For a year, Hayden paid for basic flying lessons in Charlotte. She started military training at Avenger Field in Sweetwater, Texas in spring 1944.

The women received $150 a month during training, then $250 a month on duty, the same as men.

“But they didn’t pay our way out there,” Hayden said.

She flew many of the Army Air Force’s planes, but her tour was short, ending unceremoniously that night in December 1944.

“The war was slowing down then, there were enough male pilots, so they told us to go home,” she said.

“I wish I could have had more of an opportunity to do the flying, but they threw us out. We got no discharge. They didn’t give us anything. We had to battle Congress [for veterans’ benefits],” she said.

They won the right of discharge and military benefits in 1977.

After the war, Hayden received a commission in the Air Force Reserve. Called to active service in 1949, she became a recruiter for two years during Korea.

“We never read a word about the WASPs. We were ignored,” she said.

Civilian life took Hayden into flight training, management of a private aviation facility in Charlotte and flying as a representative of Navion aircraft.

She has served continuously with the WASPs’ organization and is the nation’s expert in helping WASP families through the obscure discharge procedure.

“I am proud of my service as veterans’ affairs person for our WASPs. I’m the only one in [our] organization who has been doing this work. If it’s a family or a Congressman, they are going to end up with me,” she said.

Hayden has lived in Massachusetts for more than 50 years, but is often told she still sounds from North Carolina.

# DATA LINES
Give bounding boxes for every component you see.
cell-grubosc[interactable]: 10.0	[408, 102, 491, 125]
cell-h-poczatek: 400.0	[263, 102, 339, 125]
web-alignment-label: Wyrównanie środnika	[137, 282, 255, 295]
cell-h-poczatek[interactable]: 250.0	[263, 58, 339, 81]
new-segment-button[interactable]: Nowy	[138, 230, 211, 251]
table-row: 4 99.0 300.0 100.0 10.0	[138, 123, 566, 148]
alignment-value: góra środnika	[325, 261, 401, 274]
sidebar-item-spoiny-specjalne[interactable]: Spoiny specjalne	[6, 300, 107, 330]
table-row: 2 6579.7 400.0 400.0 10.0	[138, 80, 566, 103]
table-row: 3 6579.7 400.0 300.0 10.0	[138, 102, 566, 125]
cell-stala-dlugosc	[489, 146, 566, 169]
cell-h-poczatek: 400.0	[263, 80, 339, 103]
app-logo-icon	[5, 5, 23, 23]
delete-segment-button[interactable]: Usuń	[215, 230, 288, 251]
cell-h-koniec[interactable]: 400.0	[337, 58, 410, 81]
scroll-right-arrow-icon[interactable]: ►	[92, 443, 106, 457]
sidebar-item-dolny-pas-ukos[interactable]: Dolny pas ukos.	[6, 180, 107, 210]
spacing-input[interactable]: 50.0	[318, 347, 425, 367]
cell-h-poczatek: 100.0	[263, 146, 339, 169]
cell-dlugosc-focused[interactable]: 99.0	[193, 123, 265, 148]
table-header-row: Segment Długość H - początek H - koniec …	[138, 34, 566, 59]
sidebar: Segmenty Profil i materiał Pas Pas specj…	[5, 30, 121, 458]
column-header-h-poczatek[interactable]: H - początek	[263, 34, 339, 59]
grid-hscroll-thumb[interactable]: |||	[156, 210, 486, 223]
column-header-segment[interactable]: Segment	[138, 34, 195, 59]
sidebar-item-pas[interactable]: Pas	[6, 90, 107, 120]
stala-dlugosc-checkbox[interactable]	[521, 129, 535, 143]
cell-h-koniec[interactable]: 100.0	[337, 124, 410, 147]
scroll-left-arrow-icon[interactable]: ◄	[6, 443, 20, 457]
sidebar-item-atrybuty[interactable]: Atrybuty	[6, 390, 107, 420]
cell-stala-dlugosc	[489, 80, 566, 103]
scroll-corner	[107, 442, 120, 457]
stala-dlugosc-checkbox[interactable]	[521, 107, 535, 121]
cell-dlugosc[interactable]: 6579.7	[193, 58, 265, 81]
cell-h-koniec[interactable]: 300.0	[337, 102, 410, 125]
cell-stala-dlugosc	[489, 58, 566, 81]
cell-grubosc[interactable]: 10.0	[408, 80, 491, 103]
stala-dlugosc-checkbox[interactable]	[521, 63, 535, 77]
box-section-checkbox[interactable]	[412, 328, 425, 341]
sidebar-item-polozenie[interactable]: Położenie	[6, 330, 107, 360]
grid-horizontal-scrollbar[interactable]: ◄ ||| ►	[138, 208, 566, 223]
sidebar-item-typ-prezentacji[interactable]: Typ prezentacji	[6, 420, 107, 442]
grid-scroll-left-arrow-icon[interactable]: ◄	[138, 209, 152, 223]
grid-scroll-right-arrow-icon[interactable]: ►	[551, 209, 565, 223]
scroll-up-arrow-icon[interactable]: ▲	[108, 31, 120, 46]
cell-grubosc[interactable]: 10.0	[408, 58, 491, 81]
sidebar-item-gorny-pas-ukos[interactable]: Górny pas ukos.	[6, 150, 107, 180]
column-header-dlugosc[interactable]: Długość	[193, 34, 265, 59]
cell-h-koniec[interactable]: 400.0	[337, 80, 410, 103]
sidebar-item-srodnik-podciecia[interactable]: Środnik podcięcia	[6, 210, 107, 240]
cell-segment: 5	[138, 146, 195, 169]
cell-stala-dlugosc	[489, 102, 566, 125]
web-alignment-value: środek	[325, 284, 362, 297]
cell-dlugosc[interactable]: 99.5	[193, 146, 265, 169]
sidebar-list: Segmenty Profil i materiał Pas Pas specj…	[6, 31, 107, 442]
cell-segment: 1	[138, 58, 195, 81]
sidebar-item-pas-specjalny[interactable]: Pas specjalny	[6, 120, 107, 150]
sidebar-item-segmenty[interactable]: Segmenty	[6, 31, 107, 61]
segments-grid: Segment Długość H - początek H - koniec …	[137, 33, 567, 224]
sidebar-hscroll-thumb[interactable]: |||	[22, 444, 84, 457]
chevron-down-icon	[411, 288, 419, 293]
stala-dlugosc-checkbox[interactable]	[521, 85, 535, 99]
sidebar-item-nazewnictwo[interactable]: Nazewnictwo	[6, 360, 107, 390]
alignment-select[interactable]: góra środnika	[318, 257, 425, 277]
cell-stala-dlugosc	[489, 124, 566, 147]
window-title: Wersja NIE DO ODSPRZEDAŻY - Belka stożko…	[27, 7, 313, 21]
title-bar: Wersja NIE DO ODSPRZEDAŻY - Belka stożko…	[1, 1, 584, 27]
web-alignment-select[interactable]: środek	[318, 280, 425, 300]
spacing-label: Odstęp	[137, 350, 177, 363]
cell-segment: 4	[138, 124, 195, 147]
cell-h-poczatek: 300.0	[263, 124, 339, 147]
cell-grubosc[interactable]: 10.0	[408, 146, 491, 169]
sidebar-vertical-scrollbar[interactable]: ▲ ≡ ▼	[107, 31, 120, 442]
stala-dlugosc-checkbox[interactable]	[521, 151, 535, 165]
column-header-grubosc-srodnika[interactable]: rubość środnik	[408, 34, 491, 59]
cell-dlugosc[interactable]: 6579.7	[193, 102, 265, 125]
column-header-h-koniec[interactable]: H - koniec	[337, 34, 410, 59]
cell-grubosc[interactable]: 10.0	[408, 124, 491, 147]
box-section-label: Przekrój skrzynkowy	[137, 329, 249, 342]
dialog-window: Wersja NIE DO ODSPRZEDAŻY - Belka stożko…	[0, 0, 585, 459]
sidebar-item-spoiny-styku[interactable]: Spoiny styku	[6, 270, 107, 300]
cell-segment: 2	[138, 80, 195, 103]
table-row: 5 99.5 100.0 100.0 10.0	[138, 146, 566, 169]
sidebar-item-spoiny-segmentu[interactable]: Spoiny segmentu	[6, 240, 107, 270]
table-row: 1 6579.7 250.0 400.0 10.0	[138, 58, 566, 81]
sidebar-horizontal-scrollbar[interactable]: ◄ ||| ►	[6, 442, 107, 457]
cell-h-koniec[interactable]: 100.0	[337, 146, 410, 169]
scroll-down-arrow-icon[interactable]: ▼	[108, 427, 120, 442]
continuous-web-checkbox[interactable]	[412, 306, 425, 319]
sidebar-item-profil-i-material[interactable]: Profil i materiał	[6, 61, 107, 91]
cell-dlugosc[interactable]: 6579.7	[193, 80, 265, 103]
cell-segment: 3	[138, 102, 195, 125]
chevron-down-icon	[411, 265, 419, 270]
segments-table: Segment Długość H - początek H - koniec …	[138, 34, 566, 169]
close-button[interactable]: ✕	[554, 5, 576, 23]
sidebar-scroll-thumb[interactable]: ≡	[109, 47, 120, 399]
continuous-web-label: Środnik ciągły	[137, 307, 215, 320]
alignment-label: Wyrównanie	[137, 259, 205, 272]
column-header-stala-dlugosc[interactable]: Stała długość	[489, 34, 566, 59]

# WHAT YOU HAVE TO DO
According to the article about Hayden's WASP service, in what year did the women win the right of discharge and military benefits?

# REPLY
1977